§ Recorded information
--- begin ---

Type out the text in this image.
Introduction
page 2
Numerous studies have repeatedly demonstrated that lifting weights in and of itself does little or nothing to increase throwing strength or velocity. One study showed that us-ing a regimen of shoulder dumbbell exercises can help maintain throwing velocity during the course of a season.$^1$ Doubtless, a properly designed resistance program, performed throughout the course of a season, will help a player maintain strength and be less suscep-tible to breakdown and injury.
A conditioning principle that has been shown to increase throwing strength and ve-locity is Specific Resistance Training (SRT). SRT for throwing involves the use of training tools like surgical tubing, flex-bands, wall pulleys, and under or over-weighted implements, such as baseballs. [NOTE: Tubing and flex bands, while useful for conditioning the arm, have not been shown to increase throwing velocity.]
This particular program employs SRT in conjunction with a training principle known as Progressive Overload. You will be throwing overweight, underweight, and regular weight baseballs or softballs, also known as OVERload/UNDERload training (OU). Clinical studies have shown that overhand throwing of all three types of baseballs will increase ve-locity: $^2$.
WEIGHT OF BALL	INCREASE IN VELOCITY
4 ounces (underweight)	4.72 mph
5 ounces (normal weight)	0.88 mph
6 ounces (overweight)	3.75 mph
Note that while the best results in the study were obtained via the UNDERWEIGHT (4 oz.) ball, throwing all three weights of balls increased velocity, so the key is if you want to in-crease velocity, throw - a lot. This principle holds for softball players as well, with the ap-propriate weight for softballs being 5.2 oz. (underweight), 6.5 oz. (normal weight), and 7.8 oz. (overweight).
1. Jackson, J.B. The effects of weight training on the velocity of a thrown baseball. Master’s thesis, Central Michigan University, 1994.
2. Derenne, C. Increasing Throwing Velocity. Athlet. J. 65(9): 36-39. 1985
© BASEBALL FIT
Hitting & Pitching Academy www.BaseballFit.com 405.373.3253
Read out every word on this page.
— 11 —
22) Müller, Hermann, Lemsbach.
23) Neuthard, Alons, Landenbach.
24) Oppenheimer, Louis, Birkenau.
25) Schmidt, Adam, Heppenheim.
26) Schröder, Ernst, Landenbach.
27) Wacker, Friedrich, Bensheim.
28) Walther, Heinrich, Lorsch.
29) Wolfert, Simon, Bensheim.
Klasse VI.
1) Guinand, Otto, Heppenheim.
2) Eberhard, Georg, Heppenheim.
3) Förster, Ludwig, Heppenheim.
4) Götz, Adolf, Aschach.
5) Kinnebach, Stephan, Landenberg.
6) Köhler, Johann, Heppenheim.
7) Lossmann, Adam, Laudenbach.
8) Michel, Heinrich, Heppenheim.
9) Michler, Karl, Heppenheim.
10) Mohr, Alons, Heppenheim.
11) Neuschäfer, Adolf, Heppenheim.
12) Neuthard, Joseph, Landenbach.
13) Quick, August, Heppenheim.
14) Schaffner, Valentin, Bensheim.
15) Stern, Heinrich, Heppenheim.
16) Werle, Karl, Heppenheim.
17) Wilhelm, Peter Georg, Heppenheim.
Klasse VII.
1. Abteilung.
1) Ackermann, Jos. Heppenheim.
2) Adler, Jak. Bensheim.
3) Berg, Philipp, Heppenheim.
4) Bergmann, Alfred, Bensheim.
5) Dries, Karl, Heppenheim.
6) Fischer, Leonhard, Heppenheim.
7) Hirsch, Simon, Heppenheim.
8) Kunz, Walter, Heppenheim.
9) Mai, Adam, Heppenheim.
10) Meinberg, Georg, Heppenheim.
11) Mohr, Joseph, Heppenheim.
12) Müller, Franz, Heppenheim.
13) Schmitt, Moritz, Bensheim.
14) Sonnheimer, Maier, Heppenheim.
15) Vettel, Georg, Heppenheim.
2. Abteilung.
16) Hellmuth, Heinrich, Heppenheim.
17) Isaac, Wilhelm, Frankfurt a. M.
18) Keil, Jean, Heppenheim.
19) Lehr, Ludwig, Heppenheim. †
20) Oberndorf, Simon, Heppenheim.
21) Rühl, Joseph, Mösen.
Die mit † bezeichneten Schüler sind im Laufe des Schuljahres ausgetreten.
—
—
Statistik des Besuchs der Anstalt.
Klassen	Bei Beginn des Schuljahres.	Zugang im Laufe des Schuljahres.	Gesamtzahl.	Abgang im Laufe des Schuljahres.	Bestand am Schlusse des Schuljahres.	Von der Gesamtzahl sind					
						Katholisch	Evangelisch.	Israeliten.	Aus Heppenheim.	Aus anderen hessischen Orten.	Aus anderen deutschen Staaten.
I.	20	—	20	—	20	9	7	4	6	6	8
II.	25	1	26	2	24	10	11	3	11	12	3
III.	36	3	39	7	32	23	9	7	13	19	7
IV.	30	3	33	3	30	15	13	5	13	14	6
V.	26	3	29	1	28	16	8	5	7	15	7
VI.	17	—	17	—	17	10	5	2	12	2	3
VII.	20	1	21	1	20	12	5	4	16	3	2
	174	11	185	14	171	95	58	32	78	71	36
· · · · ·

--- end ---

§ Goal
Set down every record above exactly as given.

§ Full response
Type out the text in this image.
Introduction
page 2
Numerous studies have repeatedly demonstrated that lifting weights in and of itself does little or nothing to increase throwing strength or velocity. One study showed that us-ing a regimen of shoulder dumbbell exercises can help maintain throwing velocity during the course of a season.$^1$ Doubtless, a properly designed resistance program, performed throughout the course of a season, will help a player maintain strength and be less suscep-tible to breakdown and injury.
A conditioning principle that has been shown to increase throwing strength and ve-locity is Specific Resistance Training (SRT). SRT for throwing involves the use of training tools like surgical tubing, flex-bands, wall pulleys, and under or over-weighted implements, such as baseballs. [NOTE: Tubing and flex bands, while useful for conditioning the arm, have not been shown to increase throwing velocity.]
This particular program employs SRT in conjunction with a training principle known as Progressive Overload. You will be throwing overweight, underweight, and regular weight baseballs or softballs, also known as OVERload/UNDERload training (OU). Clinical studies have shown that overhand throwing of all three types of baseballs will increase ve-locity: $^2$.
WEIGHT OF BALL	INCREASE IN VELOCITY
4 ounces (underweight)	4.72 mph
5 ounces (normal weight)	0.88 mph
6 ounces (overweight)	3.75 mph
Note that while the best results in the study were obtained via the UNDERWEIGHT (4 oz.) ball, throwing all three weights of balls increased velocity, so the key is if you want to in-crease velocity, throw - a lot. This principle holds for softball players as well, with the ap-propriate weight for softballs being 5.2 oz. (underweight), 6.5 oz. (normal weight), and 7.8 oz. (overweight).
1. Jackson, J.B. The effects of weight training on the velocity of a thrown baseball. Master’s thesis, Central Michigan University, 1994.
2. Derenne, C. Increasing Throwing Velocity. Athlet. J. 65(9): 36-39. 1985
© BASEBALL FIT
Hitting & Pitching Academy www.BaseballFit.com 405.373.3253
Read out every word on this page.
— 11 —
22) Müller, Hermann, Lemsbach.
23) Neuthard, Alons, Landenbach.
24) Oppenheimer, Louis, Birkenau.
25) Schmidt, Adam, Heppenheim.
26) Schröder, Ernst, Landenbach.
27) Wacker, Friedrich, Bensheim.
28) Walther, Heinrich, Lorsch.
29) Wolfert, Simon, Bensheim.
Klasse VI.
1) Guinand, Otto, Heppenheim.
2) Eberhard, Georg, Heppenheim.
3) Förster, Ludwig, Heppenheim.
4) Götz, Adolf, Aschach.
5) Kinnebach, Stephan, Landenberg.
6) Köhler, Johann, Heppenheim.
7) Lossmann, Adam, Laudenbach.
8) Michel, Heinrich, Heppenheim.
9) Michler, Karl, Heppenheim.
10) Mohr, Alons, Heppenheim.
11) Neuschäfer, Adolf, Heppenheim.
12) Neuthard, Joseph, Landenbach.
13) Quick, August, Heppenheim.
14) Schaffner, Valentin, Bensheim.
15) Stern, Heinrich, Heppenheim.
16) Werle, Karl, Heppenheim.
17) Wilhelm, Peter Georg, Heppenheim.
Klasse VII.
1. Abteilung.
1) Ackermann, Jos. Heppenheim.
2) Adler, Jak. Bensheim.
3) Berg, Philipp, Heppenheim.
4) Bergmann, Alfred, Bensheim.
5) Dries, Karl, Heppenheim.
6) Fischer, Leonhard, Heppenheim.
7) Hirsch, Simon, Heppenheim.
8) Kunz, Walter, Heppenheim.
9) Mai, Adam, Heppenheim.
10) Meinberg, Georg, Heppenheim.
11) Mohr, Joseph, Heppenheim.
12) Müller, Franz, Heppenheim.
13) Schmitt, Moritz, Bensheim.
14) Sonnheimer, Maier, Heppenheim.
15) Vettel, Georg, Heppenheim.
2. Abteilung.
16) Hellmuth, Heinrich, Heppenheim.
17) Isaac, Wilhelm, Frankfurt a. M.
18) Keil, Jean, Heppenheim.
19) Lehr, Ludwig, Heppenheim. †
20) Oberndorf, Simon, Heppenheim.
21) Rühl, Joseph, Mösen.
Die mit † bezeichneten Schüler sind im Laufe des Schuljahres ausgetreten.
—
—
Statistik des Besuchs der Anstalt.
Klassen	Bei Beginn des Schuljahres.	Zugang im Laufe des Schuljahres.	Gesamtzahl.	Abgang im Laufe des Schuljahres.	Bestand am Schlusse des Schuljahres.	Von der Gesamtzahl sind					
						Katholisch	Evangelisch.	Israeliten.	Aus Heppenheim.	Aus anderen hessischen Orten.	Aus anderen deutschen Staaten.
I.	20	—	20	—	20	9	7	4	6	6	8
II.	25	1	26	2	24	10	11	3	11	12	3
III.	36	3	39	7	32	23	9	7	13	19	7
IV.	30	3	33	3	30	15	13	5	13	14	6
V.	26	3	29	1	28	16	8	5	7	15	7
VI.	17	—	17	—	17	10	5	2	12	2	3
VII.	20	1	21	1	20	12	5	4	16	3	2
	174	11	185	14	171	95	58	32	78	71	36
· · · · ·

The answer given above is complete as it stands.